Check each line of the entries below for the string "مدرسة"; copy every line where it appears.

__Records shown__:
^^^^^^^^
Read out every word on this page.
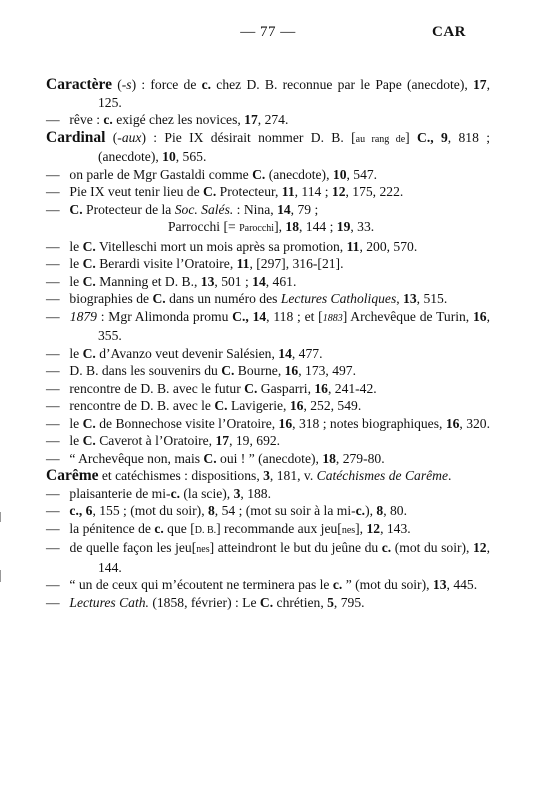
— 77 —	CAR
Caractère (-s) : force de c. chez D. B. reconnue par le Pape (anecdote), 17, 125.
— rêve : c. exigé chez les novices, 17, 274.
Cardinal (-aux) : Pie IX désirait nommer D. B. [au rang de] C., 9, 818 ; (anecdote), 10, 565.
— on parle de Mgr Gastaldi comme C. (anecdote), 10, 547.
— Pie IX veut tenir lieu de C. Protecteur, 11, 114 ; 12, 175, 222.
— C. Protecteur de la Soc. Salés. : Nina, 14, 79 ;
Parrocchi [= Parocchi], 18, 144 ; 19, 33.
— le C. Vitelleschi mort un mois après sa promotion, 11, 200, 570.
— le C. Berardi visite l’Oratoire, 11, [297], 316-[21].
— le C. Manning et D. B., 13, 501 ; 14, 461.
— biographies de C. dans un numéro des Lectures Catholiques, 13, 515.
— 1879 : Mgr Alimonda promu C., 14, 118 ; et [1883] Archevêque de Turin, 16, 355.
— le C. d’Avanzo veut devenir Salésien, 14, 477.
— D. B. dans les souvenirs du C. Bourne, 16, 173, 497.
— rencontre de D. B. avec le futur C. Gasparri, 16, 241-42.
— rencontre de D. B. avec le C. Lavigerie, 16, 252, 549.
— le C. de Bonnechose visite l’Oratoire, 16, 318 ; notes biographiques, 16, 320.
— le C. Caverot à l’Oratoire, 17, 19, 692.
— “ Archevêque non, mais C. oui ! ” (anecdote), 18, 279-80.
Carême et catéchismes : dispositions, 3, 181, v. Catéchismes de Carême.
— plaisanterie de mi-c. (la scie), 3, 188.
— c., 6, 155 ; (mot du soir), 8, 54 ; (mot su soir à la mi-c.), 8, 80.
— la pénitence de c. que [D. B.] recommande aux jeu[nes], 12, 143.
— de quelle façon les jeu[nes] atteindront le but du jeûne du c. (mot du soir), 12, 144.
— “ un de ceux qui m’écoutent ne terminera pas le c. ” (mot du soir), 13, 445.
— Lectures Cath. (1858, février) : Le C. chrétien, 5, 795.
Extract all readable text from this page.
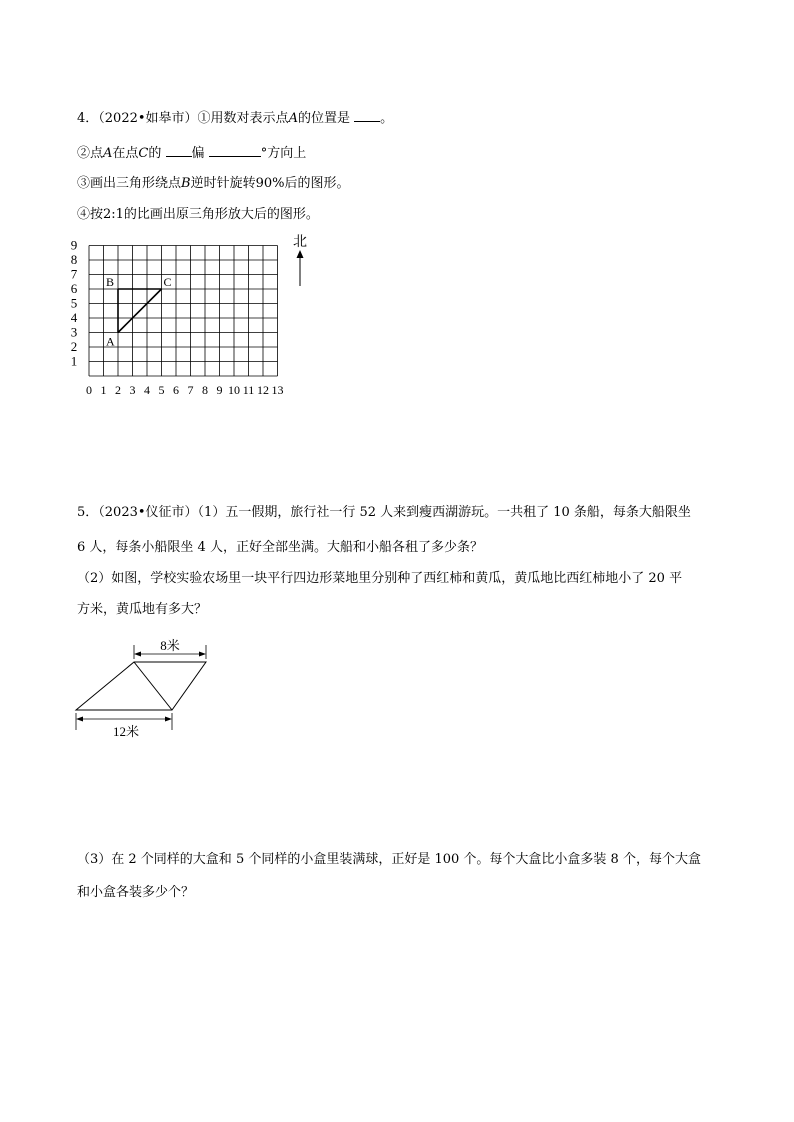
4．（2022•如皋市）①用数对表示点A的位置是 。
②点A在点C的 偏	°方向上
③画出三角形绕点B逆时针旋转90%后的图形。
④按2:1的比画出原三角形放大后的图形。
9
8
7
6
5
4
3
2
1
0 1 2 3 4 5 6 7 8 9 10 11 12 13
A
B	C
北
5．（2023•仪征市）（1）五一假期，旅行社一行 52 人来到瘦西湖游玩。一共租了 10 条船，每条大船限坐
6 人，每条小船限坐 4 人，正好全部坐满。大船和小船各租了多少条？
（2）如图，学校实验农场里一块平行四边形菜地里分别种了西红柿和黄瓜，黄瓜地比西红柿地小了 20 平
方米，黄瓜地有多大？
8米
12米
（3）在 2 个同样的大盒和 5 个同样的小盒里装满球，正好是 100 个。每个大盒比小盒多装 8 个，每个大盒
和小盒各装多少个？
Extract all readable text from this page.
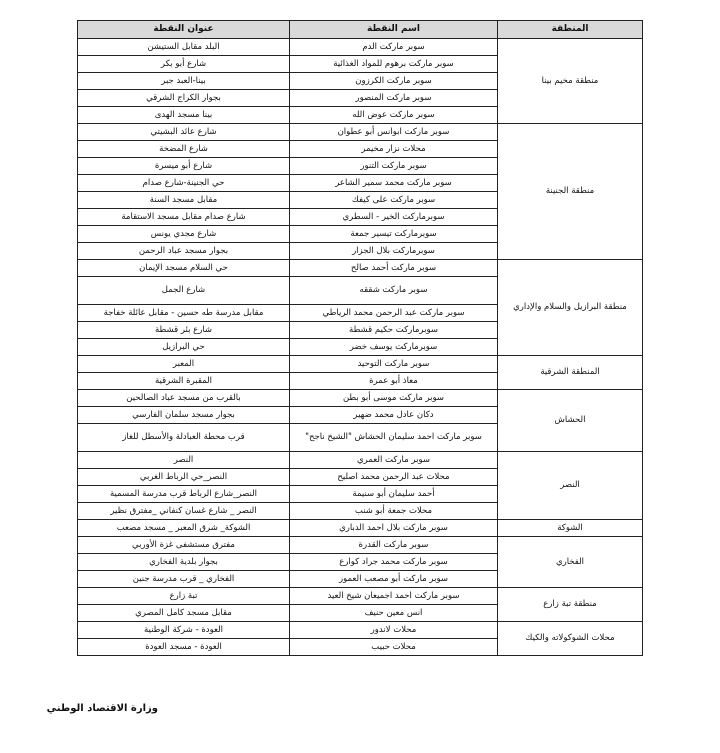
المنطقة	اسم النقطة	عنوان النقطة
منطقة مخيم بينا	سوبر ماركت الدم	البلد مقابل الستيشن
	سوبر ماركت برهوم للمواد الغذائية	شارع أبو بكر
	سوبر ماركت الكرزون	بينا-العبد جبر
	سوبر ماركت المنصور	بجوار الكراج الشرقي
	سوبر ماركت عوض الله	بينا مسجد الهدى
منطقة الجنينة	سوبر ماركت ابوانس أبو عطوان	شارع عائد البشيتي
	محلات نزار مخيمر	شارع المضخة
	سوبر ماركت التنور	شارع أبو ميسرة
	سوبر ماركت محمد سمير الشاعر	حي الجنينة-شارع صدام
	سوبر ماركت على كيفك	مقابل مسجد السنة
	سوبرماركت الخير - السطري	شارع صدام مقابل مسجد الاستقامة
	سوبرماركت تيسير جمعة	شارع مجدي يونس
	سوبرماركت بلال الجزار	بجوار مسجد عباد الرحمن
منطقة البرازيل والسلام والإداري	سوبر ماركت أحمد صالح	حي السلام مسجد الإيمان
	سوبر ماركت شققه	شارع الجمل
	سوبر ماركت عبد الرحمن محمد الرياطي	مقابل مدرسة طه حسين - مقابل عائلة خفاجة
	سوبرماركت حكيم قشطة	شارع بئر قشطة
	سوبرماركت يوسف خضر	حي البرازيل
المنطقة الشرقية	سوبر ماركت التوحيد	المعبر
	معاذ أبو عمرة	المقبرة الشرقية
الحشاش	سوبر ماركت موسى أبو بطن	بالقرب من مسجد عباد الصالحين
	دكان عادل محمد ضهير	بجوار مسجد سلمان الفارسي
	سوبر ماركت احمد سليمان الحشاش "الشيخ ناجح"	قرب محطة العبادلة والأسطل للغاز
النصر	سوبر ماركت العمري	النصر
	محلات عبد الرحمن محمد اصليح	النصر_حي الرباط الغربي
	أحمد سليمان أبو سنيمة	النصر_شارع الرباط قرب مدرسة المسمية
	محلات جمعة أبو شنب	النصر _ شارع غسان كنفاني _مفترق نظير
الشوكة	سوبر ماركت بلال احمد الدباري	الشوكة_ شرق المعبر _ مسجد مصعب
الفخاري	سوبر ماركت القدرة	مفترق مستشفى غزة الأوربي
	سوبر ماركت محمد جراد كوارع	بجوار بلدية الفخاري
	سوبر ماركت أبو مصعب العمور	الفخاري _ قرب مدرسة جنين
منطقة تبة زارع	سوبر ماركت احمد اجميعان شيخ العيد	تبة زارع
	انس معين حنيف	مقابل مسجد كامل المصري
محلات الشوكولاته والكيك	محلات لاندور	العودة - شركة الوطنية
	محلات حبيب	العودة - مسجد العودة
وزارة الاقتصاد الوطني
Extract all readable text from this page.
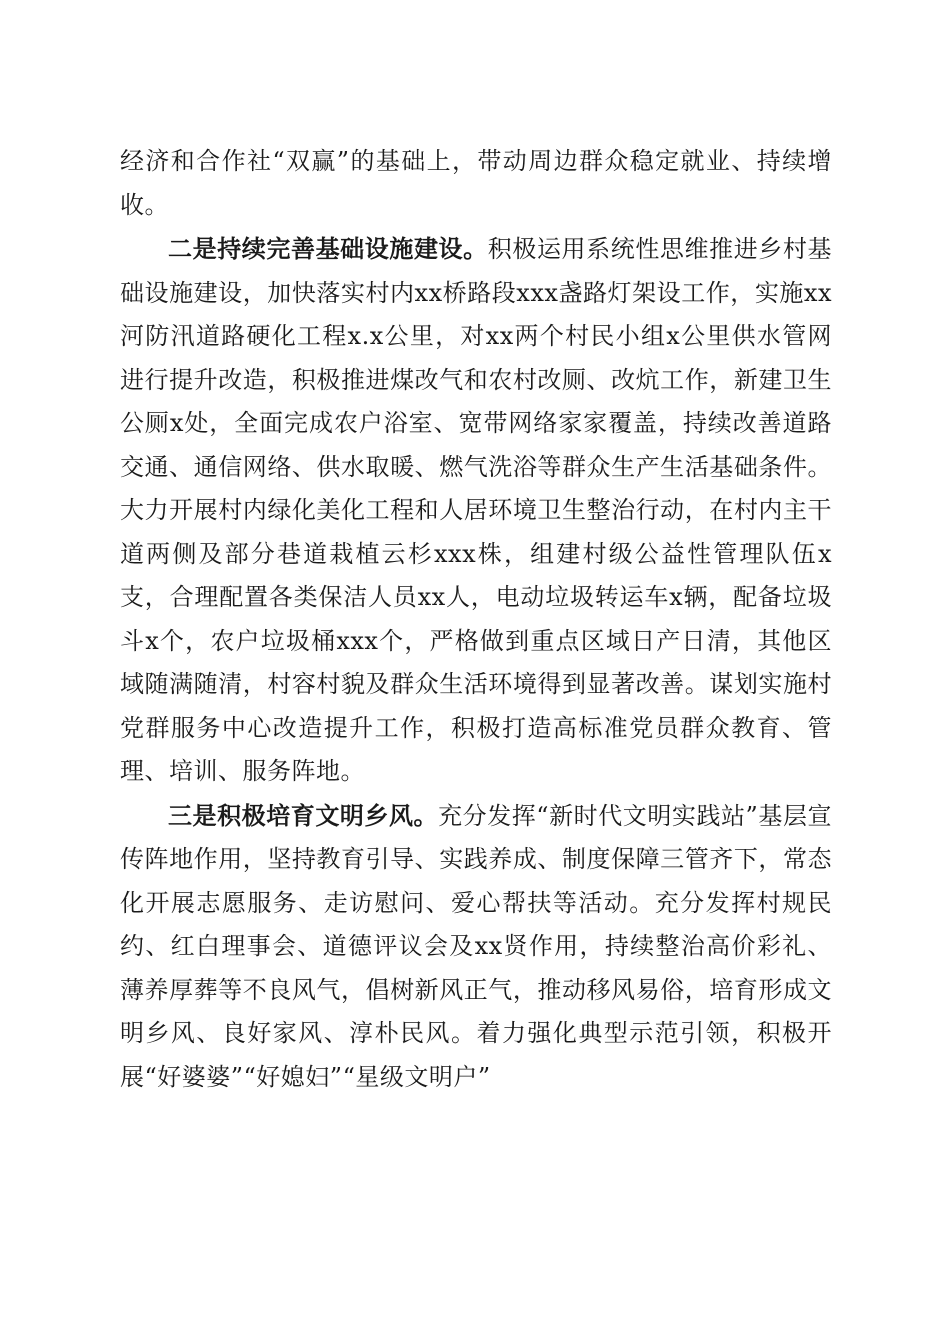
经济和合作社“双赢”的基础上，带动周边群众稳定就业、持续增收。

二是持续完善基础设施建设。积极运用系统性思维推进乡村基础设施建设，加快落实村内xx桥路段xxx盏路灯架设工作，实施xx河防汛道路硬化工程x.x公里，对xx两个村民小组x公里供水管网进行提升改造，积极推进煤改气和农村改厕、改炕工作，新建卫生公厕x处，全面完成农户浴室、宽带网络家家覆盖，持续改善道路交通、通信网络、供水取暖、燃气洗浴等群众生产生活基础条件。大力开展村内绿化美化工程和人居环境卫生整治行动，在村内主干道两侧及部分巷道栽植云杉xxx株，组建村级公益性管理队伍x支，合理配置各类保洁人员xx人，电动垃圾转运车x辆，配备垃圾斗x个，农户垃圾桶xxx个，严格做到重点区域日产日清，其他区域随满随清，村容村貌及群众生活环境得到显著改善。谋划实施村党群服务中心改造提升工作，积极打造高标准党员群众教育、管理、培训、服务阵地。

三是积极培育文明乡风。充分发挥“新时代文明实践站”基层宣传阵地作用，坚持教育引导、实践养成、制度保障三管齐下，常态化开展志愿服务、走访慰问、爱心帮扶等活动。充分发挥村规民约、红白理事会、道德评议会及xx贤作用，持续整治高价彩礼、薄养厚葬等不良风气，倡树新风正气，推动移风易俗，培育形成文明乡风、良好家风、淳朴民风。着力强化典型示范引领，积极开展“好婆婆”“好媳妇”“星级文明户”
^^^^^^^^
__Answer to this task__:
	سوبر ماركت عبد الرحمن محمد الرياطي	مقابل مدرسة طه حسين - مقابل عائلة خفاجة
	أحمد سليمان أبو سنيمة	النصر_شارع الرباط قرب مدرسة المسمية
	سوبر ماركت أبو مصعب العمور	الفخاري _ قرب مدرسة جنين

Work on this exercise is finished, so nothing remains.